> **WHAT YOU NEED TO DO**
Across the listing below, how many lines hold "text"? Reply with the number by itself.

> **ROWS**
[BEGIN]

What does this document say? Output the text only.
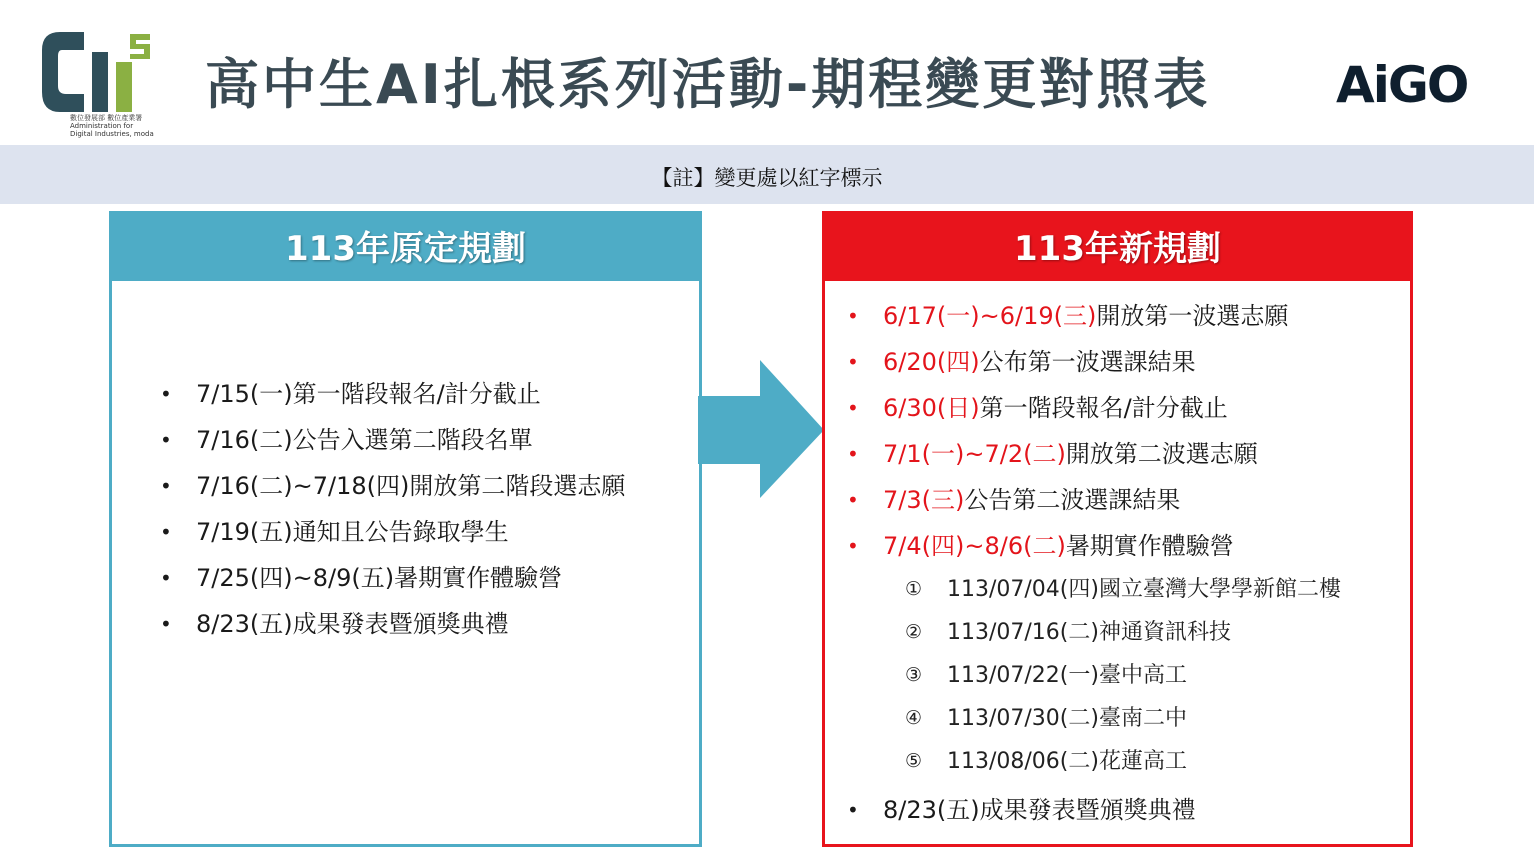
數位發展部 數位產業署
Administration for
Digital Industries, moda
高中生AI扎根系列活動-期程變更對照表	AiGO
【註】變更處以紅字標示
113年原定規劃
• 7/15(一)第一階段報名/計分截止
• 7/16(二)公告入選第二階段名單
• 7/16(二)~7/18(四)開放第二階段選志願
• 7/19(五)通知且公告錄取學生
• 7/25(四)~8/9(五)暑期實作體驗營
• 8/23(五)成果發表暨頒獎典禮
113年新規劃
• 6/17(一)~6/19(三)開放第一波選志願
• 6/20(四)公布第一波選課結果
• 6/30(日)第一階段報名/計分截止
• 7/1(一)~7/2(二)開放第二波選志願
• 7/3(三)公告第二波選課結果
• 7/4(四)~8/6(二)暑期實作體驗營
① 113/07/04(四)國立臺灣大學學新館二樓
② 113/07/16(二)神通資訊科技
③ 113/07/22(一)臺中高工
④ 113/07/30(二)臺南二中
⑤ 113/08/06(二)花蓮高工
• 8/23(五)成果發表暨頒獎典禮
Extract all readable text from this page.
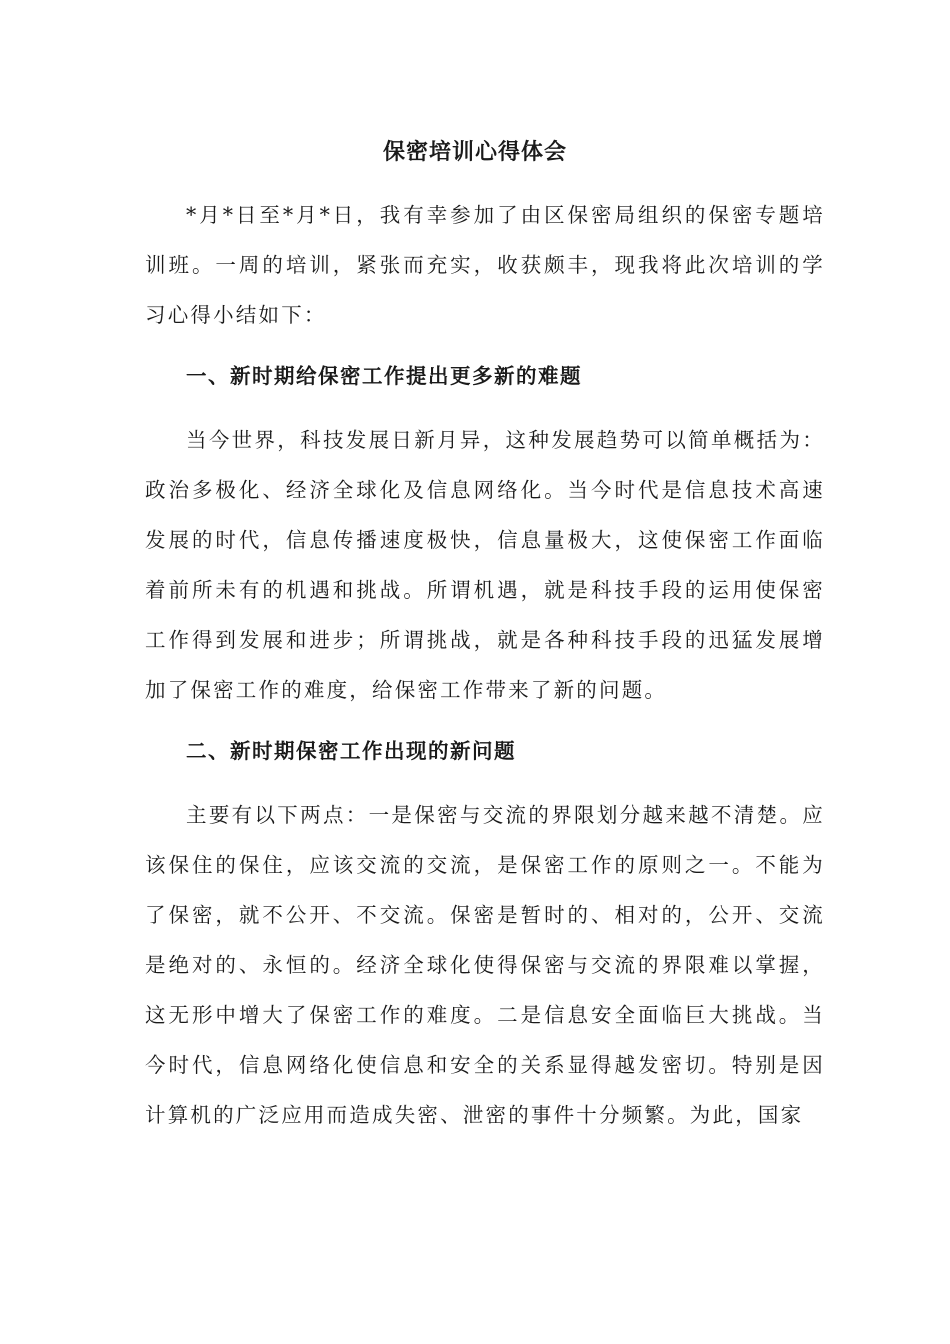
保密培训心得体会

*月*日至*月*日，我有幸参加了由区保密局组织的保密专题培训班。一周的培训，紧张而充实，收获颇丰，现我将此次培训的学习心得小结如下：

一、新时期给保密工作提出更多新的难题

当今世界，科技发展日新月异，这种发展趋势可以简单概括为：政治多极化、经济全球化及信息网络化。当今时代是信息技术高速发展的时代，信息传播速度极快，信息量极大，这使保密工作面临着前所未有的机遇和挑战。所谓机遇，就是科技手段的运用使保密工作得到发展和进步；所谓挑战，就是各种科技手段的迅猛发展增加了保密工作的难度，给保密工作带来了新的问题。

二、新时期保密工作出现的新问题

主要有以下两点：一是保密与交流的界限划分越来越不清楚。应该保住的保住，应该交流的交流，是保密工作的原则之一。不能为了保密，就不公开、不交流。保密是暂时的、相对的，公开、交流是绝对的、永恒的。经济全球化使得保密与交流的界限难以掌握，这无形中增大了保密工作的难度。二是信息安全面临巨大挑战。当今时代，信息网络化使信息和安全的关系显得越发密切。特别是因计算机的广泛应用而造成失密、泄密的事件十分频繁。为此，国家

[END]

> **TASK SOLUTION**
2